Stated problem:
Find the lines that hold the word "shortcut" and return them.

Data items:

· · · · ·

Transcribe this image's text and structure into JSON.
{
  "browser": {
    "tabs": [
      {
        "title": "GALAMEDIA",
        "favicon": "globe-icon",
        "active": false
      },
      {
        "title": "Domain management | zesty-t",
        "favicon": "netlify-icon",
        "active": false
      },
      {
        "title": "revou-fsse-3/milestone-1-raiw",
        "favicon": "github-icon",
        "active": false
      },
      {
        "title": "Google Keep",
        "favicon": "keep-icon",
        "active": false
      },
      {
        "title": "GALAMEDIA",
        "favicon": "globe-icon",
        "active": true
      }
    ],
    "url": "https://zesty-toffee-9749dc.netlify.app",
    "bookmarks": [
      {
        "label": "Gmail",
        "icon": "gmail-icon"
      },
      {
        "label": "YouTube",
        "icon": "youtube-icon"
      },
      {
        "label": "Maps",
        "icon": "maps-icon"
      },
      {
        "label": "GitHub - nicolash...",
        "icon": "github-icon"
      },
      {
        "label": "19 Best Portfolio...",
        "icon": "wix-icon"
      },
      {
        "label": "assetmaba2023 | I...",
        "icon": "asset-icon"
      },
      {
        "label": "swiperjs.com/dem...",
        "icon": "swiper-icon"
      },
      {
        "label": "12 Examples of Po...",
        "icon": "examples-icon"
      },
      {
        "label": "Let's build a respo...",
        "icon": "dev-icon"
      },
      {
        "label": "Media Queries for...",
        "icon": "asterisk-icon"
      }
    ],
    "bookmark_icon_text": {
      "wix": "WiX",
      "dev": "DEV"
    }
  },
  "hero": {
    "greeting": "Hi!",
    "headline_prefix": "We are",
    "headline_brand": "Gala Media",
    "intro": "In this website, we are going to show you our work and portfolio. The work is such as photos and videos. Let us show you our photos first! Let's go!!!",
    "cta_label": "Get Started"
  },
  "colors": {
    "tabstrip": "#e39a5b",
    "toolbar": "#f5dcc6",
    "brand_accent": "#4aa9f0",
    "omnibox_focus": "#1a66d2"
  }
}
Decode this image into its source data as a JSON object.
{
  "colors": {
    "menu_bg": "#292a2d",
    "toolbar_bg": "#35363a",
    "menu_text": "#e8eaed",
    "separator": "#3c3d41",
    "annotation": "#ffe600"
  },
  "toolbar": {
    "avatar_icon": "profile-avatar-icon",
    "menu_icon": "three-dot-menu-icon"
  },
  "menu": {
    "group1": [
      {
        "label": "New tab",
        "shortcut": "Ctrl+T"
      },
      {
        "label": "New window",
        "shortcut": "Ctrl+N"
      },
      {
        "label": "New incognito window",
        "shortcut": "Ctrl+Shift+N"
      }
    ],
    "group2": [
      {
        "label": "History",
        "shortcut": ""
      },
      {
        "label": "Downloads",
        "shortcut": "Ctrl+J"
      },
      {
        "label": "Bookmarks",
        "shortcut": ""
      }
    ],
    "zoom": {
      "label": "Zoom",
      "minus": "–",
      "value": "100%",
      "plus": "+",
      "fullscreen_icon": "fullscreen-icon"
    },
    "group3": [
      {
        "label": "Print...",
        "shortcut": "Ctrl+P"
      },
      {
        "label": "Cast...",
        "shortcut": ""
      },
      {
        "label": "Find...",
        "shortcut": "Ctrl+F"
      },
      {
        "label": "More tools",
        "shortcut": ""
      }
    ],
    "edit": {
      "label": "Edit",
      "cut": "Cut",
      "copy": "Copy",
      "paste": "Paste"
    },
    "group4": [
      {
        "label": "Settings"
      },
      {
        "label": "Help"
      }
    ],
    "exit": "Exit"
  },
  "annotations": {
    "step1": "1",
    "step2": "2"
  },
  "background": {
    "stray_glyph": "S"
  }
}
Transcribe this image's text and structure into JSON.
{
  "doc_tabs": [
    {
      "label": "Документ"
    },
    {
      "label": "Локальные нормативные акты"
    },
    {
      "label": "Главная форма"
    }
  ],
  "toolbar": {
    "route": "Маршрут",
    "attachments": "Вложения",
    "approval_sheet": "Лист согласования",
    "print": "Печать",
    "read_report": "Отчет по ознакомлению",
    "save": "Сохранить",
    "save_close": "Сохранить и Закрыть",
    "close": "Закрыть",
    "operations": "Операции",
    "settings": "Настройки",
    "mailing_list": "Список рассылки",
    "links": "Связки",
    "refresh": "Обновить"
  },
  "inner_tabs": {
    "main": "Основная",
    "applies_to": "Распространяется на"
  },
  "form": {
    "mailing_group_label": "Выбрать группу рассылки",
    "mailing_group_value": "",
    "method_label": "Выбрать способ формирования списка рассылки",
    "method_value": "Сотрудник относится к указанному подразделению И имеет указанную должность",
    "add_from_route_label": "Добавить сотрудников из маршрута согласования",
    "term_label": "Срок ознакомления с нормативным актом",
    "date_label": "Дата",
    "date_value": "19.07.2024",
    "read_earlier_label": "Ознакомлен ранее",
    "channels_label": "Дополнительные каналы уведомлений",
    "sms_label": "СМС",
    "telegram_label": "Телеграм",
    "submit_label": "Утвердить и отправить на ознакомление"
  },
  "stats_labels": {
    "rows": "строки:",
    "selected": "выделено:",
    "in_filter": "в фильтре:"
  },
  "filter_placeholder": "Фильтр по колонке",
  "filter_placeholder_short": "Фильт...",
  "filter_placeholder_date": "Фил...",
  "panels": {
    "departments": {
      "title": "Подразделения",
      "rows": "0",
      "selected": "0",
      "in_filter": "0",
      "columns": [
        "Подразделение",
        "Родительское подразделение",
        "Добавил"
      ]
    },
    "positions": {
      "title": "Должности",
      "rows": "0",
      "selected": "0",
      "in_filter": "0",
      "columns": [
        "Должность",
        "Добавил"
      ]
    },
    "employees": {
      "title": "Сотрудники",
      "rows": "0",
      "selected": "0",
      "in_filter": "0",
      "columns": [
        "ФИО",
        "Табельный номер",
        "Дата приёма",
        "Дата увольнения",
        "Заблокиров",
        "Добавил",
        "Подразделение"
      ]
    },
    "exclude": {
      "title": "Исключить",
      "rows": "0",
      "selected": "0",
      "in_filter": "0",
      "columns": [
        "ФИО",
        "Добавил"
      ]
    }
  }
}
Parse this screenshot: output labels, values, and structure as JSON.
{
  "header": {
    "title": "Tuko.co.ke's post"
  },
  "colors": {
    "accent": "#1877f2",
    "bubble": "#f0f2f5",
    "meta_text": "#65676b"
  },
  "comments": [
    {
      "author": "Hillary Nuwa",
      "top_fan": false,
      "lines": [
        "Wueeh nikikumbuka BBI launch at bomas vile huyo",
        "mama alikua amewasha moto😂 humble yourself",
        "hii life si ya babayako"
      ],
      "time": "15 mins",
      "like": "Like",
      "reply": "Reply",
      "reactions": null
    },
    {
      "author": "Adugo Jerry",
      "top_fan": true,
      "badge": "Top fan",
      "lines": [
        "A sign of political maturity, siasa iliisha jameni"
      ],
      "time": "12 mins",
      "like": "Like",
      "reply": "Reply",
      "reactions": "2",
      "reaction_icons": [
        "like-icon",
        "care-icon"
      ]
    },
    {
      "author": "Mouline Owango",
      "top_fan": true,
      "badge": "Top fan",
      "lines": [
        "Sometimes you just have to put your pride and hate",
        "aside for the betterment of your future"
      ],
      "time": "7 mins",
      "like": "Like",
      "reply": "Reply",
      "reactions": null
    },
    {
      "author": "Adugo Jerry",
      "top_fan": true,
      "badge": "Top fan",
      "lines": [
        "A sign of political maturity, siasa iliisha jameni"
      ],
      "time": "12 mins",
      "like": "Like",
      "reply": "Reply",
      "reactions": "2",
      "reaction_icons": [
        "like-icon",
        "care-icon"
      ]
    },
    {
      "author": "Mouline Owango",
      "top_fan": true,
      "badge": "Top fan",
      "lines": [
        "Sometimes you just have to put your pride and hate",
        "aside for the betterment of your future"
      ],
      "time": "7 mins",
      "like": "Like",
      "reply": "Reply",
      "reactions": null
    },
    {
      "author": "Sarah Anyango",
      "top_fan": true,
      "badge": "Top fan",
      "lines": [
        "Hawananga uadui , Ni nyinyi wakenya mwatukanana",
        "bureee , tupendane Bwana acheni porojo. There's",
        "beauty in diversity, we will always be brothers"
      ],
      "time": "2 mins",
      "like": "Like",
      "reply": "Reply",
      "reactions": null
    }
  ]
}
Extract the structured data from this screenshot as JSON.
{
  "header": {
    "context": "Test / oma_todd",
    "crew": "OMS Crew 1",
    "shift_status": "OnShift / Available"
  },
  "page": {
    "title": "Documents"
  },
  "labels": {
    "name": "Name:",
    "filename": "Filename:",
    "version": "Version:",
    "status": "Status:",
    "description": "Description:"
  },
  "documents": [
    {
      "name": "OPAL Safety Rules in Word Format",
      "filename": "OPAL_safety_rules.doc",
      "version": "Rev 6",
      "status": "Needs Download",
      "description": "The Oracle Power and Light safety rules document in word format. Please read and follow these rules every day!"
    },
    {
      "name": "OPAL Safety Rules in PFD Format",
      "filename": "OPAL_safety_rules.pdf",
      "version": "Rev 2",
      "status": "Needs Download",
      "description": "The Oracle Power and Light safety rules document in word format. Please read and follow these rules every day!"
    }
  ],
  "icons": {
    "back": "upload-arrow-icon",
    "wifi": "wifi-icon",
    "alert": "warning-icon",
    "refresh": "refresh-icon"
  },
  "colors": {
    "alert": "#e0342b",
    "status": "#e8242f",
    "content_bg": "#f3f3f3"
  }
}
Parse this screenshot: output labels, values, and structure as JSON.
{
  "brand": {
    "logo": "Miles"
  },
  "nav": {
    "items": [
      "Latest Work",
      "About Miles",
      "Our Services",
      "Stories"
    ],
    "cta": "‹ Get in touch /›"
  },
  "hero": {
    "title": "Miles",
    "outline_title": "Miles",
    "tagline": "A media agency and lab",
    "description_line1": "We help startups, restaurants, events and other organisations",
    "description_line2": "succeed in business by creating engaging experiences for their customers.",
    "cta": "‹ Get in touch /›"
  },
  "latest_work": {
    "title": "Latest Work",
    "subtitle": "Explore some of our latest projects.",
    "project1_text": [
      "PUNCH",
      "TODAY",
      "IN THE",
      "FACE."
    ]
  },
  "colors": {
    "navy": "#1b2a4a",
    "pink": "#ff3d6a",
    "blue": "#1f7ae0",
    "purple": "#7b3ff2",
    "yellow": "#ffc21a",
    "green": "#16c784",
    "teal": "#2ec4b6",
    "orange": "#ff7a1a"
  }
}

· · · · ·

Solved problem:
        "shortcut": "Ctrl+T"
        "shortcut": "Ctrl+N"
        "shortcut": "Ctrl+Shift+N"
        "shortcut": ""
        "shortcut": "Ctrl+J"
        "shortcut": ""
        "shortcut": "Ctrl+P"
        "shortcut": ""
        "shortcut": "Ctrl+F"
        "shortcut": ""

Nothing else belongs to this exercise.